▶ THE TASK: Write out each line that follows exactly as it stands, without the pictures.

▶ DATA TO USE:
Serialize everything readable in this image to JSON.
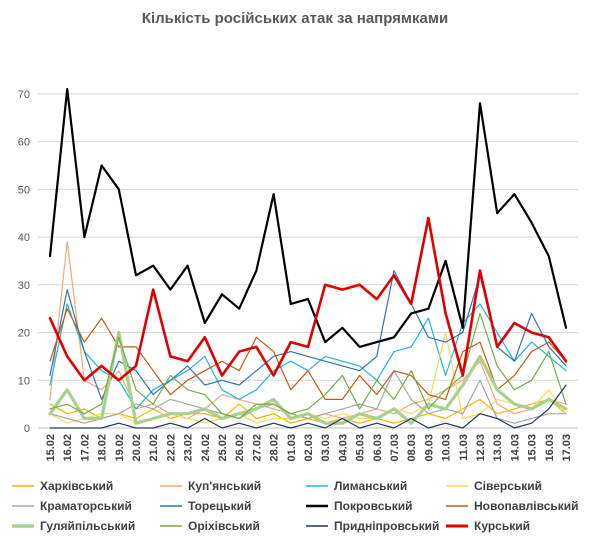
{
  "chart_data": {
    "type": "line",
    "title": "Кількість російських атак за напрямками",
    "xlabel": "",
    "ylabel": "",
    "ylim": [
      0,
      75
    ],
    "yticks": [
      0,
      10,
      20,
      30,
      40,
      50,
      60,
      70
    ],
    "grid": true,
    "legend": "bottom",
    "categories": [
      "15.02",
      "16.02",
      "17.02",
      "18.02",
      "19.02",
      "20.02",
      "21.02",
      "22.02",
      "23.02",
      "24.02",
      "25.02",
      "26.02",
      "27.02",
      "28.02",
      "01.03",
      "02.03",
      "03.03",
      "04.03",
      "05.03",
      "06.03",
      "07.03",
      "08.03",
      "09.03",
      "10.03",
      "11.03",
      "12.03",
      "13.03",
      "14.03",
      "15.03",
      "16.03",
      "17.03"
    ],
    "x_tick_labels": [
      "15.02",
      "16.02",
      "17.02",
      "18.02",
      "19.02",
      "20.02",
      "21.02",
      "22.02",
      "23.02",
      "24.02",
      "25.02",
      "26.02",
      "27.02",
      "28.02",
      "01.03",
      "02.03",
      "03.03",
      "04.03",
      "05.03",
      "06.03",
      "07.03",
      "08.03",
      "09.03",
      "10.03",
      "11.03",
      "12.03",
      "13.03",
      "14.03",
      "15.03",
      "16.03",
      "17.03"
    ],
    "series": [
      {
        "name": "Харківський",
        "color": "#f4b400",
        "width": 1.2,
        "values": [
          5,
          3,
          4,
          2,
          3,
          2,
          4,
          2,
          3,
          3,
          2,
          5,
          2,
          3,
          1,
          2,
          1,
          2,
          1,
          2,
          1,
          2,
          3,
          2,
          4,
          6,
          3,
          4,
          5,
          6,
          3
        ]
      },
      {
        "name": "Куп'янський",
        "color": "#f4a77a",
        "width": 1.2,
        "values": [
          6,
          39,
          10,
          8,
          12,
          4,
          5,
          3,
          2,
          4,
          7,
          6,
          5,
          4,
          3,
          2,
          3,
          2,
          3,
          4,
          3,
          5,
          6,
          8,
          10,
          14,
          5,
          3,
          4,
          6,
          5
        ]
      },
      {
        "name": "Лиманський",
        "color": "#1fb6d9",
        "width": 1.2,
        "values": [
          9,
          26,
          16,
          12,
          10,
          4,
          8,
          10,
          12,
          15,
          8,
          6,
          8,
          12,
          14,
          12,
          15,
          14,
          13,
          10,
          16,
          17,
          23,
          11,
          22,
          26,
          20,
          14,
          18,
          15,
          12
        ]
      },
      {
        "name": "Сіверський",
        "color": "#fdd85d",
        "width": 1.2,
        "values": [
          3,
          1,
          2,
          3,
          3,
          1,
          2,
          3,
          2,
          1,
          2,
          3,
          1,
          2,
          2,
          3,
          2,
          3,
          2,
          2,
          4,
          3,
          5,
          20,
          2,
          3,
          6,
          5,
          4,
          8,
          3
        ]
      },
      {
        "name": "Краматорський",
        "color": "#a6a6a6",
        "width": 1.2,
        "values": [
          3,
          2,
          1,
          2,
          3,
          5,
          4,
          6,
          5,
          4,
          3,
          2,
          4,
          5,
          3,
          2,
          3,
          4,
          5,
          4,
          12,
          6,
          3,
          4,
          3,
          10,
          2,
          1,
          2,
          3,
          3
        ]
      },
      {
        "name": "Торецький",
        "color": "#2e75b6",
        "width": 1.2,
        "values": [
          11,
          29,
          16,
          6,
          14,
          12,
          7,
          10,
          13,
          9,
          10,
          9,
          12,
          15,
          16,
          15,
          14,
          13,
          12,
          15,
          33,
          26,
          19,
          18,
          20,
          32,
          17,
          14,
          24,
          17,
          13
        ]
      },
      {
        "name": "Покровський",
        "color": "#000000",
        "width": 2.2,
        "values": [
          36,
          71,
          40,
          55,
          50,
          32,
          34,
          29,
          34,
          22,
          28,
          25,
          33,
          49,
          26,
          27,
          18,
          21,
          17,
          18,
          19,
          24,
          25,
          35,
          21,
          68,
          45,
          49,
          43,
          36,
          21
        ]
      },
      {
        "name": "Новопавлівський",
        "color": "#c55a11",
        "width": 1.2,
        "values": [
          14,
          25,
          18,
          23,
          17,
          17,
          12,
          7,
          10,
          12,
          14,
          12,
          19,
          16,
          8,
          12,
          6,
          6,
          11,
          7,
          12,
          11,
          7,
          6,
          16,
          18,
          8,
          11,
          16,
          18,
          14
        ]
      },
      {
        "name": "Гуляйпільський",
        "color": "#a9d18e",
        "width": 3.2,
        "values": [
          3,
          8,
          2,
          2,
          20,
          1,
          2,
          3,
          3,
          4,
          2,
          3,
          4,
          6,
          2,
          3,
          1,
          1,
          3,
          2,
          4,
          1,
          5,
          4,
          9,
          15,
          8,
          5,
          4,
          6,
          4
        ]
      },
      {
        "name": "Оріхівський",
        "color": "#70ad47",
        "width": 1.2,
        "values": [
          4,
          5,
          3,
          5,
          19,
          8,
          5,
          11,
          8,
          7,
          3,
          2,
          5,
          5,
          3,
          4,
          7,
          11,
          4,
          10,
          6,
          12,
          4,
          8,
          11,
          24,
          13,
          8,
          10,
          16,
          5
        ]
      },
      {
        "name": "Придніпровський",
        "color": "#1f3864",
        "width": 1.2,
        "values": [
          0,
          0,
          0,
          0,
          1,
          0,
          0,
          1,
          0,
          2,
          0,
          1,
          0,
          1,
          0,
          1,
          0,
          2,
          0,
          1,
          0,
          2,
          0,
          1,
          0,
          3,
          2,
          0,
          1,
          4,
          9
        ]
      },
      {
        "name": "Курський",
        "color": "#e00000",
        "width": 2.6,
        "values": [
          23,
          15,
          10,
          13,
          10,
          13,
          29,
          15,
          14,
          19,
          11,
          16,
          17,
          11,
          18,
          17,
          30,
          29,
          30,
          27,
          32,
          26,
          44,
          24,
          11,
          33,
          17,
          22,
          20,
          19,
          14
        ]
      }
    ]
  }
}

▶ OUTPUT OF THE EXERCISE:
Serialize everything readable in this image to JSON.
{
  "chart_data": {
    "type": "line",
    "title": "Кількість російських атак за напрямками",
    "xlabel": "",
    "ylabel": "",
    "ylim": [
      0,
      75
    ],
    "yticks": [
      0,
      10,
      20,
      30,
      40,
      50,
      60,
      70
    ],
    "grid": true,
    "legend": "bottom",
    "categories": [
      "15.02",
      "16.02",
      "17.02",
      "18.02",
      "19.02",
      "20.02",
      "21.02",
      "22.02",
      "23.02",
      "24.02",
      "25.02",
      "26.02",
      "27.02",
      "28.02",
      "01.03",
      "02.03",
      "03.03",
      "04.03",
      "05.03",
      "06.03",
      "07.03",
      "08.03",
      "09.03",
      "10.03",
      "11.03",
      "12.03",
      "13.03",
      "14.03",
      "15.03",
      "16.03",
      "17.03"
    ],
    "x_tick_labels": [
      "15.02",
      "16.02",
      "17.02",
      "18.02",
      "19.02",
      "20.02",
      "21.02",
      "22.02",
      "23.02",
      "24.02",
      "25.02",
      "26.02",
      "27.02",
      "28.02",
      "01.03",
      "02.03",
      "03.03",
      "04.03",
      "05.03",
      "06.03",
      "07.03",
      "08.03",
      "09.03",
      "10.03",
      "11.03",
      "12.03",
      "13.03",
      "14.03",
      "15.03",
      "16.03",
      "17.03"
    ],
    "series": [
      {
        "name": "Харківський",
        "color": "#f4b400",
        "width": 1.2,
        "values": [
          5,
          3,
          4,
          2,
          3,
          2,
          4,
          2,
          3,
          3,
          2,
          5,
          2,
          3,
          1,
          2,
          1,
          2,
          1,
          2,
          1,
          2,
          3,
          2,
          4,
          6,
          3,
          4,
          5,
          6,
          3
        ]
      },
      {
        "name": "Куп'янський",
        "color": "#f4a77a",
        "width": 1.2,
        "values": [
          6,
          39,
          10,
          8,
          12,
          4,
          5,
          3,
          2,
          4,
          7,
          6,
          5,
          4,
          3,
          2,
          3,
          2,
          3,
          4,
          3,
          5,
          6,
          8,
          10,
          14,
          5,
          3,
          4,
          6,
          5
        ]
      },
      {
        "name": "Лиманський",
        "color": "#1fb6d9",
        "width": 1.2,
        "values": [
          9,
          26,
          16,
          12,
          10,
          4,
          8,
          10,
          12,
          15,
          8,
          6,
          8,
          12,
          14,
          12,
          15,
          14,
          13,
          10,
          16,
          17,
          23,
          11,
          22,
          26,
          20,
          14,
          18,
          15,
          12
        ]
      },
      {
        "name": "Сіверський",
        "color": "#fdd85d",
        "width": 1.2,
        "values": [
          3,
          1,
          2,
          3,
          3,
          1,
          2,
          3,
          2,
          1,
          2,
          3,
          1,
          2,
          2,
          3,
          2,
          3,
          2,
          2,
          4,
          3,
          5,
          20,
          2,
          3,
          6,
          5,
          4,
          8,
          3
        ]
      },
      {
        "name": "Краматорський",
        "color": "#a6a6a6",
        "width": 1.2,
        "values": [
          3,
          2,
          1,
          2,
          3,
          5,
          4,
          6,
          5,
          4,
          3,
          2,
          4,
          5,
          3,
          2,
          3,
          4,
          5,
          4,
          12,
          6,
          3,
          4,
          3,
          10,
          2,
          1,
          2,
          3,
          3
        ]
      },
      {
        "name": "Торецький",
        "color": "#2e75b6",
        "width": 1.2,
        "values": [
          11,
          29,
          16,
          6,
          14,
          12,
          7,
          10,
          13,
          9,
          10,
          9,
          12,
          15,
          16,
          15,
          14,
          13,
          12,
          15,
          33,
          26,
          19,
          18,
          20,
          32,
          17,
          14,
          24,
          17,
          13
        ]
      },
      {
        "name": "Покровський",
        "color": "#000000",
        "width": 2.2,
        "values": [
          36,
          71,
          40,
          55,
          50,
          32,
          34,
          29,
          34,
          22,
          28,
          25,
          33,
          49,
          26,
          27,
          18,
          21,
          17,
          18,
          19,
          24,
          25,
          35,
          21,
          68,
          45,
          49,
          43,
          36,
          21
        ]
      },
      {
        "name": "Новопавлівський",
        "color": "#c55a11",
        "width": 1.2,
        "values": [
          14,
          25,
          18,
          23,
          17,
          17,
          12,
          7,
          10,
          12,
          14,
          12,
          19,
          16,
          8,
          12,
          6,
          6,
          11,
          7,
          12,
          11,
          7,
          6,
          16,
          18,
          8,
          11,
          16,
          18,
          14
        ]
      },
      {
        "name": "Гуляйпільський",
        "color": "#a9d18e",
        "width": 3.2,
        "values": [
          3,
          8,
          2,
          2,
          20,
          1,
          2,
          3,
          3,
          4,
          2,
          3,
          4,
          6,
          2,
          3,
          1,
          1,
          3,
          2,
          4,
          1,
          5,
          4,
          9,
          15,
          8,
          5,
          4,
          6,
          4
        ]
      },
      {
        "name": "Оріхівський",
        "color": "#70ad47",
        "width": 1.2,
        "values": [
          4,
          5,
          3,
          5,
          19,
          8,
          5,
          11,
          8,
          7,
          3,
          2,
          5,
          5,
          3,
          4,
          7,
          11,
          4,
          10,
          6,
          12,
          4,
          8,
          11,
          24,
          13,
          8,
          10,
          16,
          5
        ]
      },
      {
        "name": "Придніпровський",
        "color": "#1f3864",
        "width": 1.2,
        "values": [
          0,
          0,
          0,
          0,
          1,
          0,
          0,
          1,
          0,
          2,
          0,
          1,
          0,
          1,
          0,
          1,
          0,
          2,
          0,
          1,
          0,
          2,
          0,
          1,
          0,
          3,
          2,
          0,
          1,
          4,
          9
        ]
      },
      {
        "name": "Курський",
        "color": "#e00000",
        "width": 2.6,
        "values": [
          23,
          15,
          10,
          13,
          10,
          13,
          29,
          15,
          14,
          19,
          11,
          16,
          17,
          11,
          18,
          17,
          30,
          29,
          30,
          27,
          32,
          26,
          44,
          24,
          11,
          33,
          17,
          22,
          20,
          19,
          14
        ]
      }
    ]
  }
}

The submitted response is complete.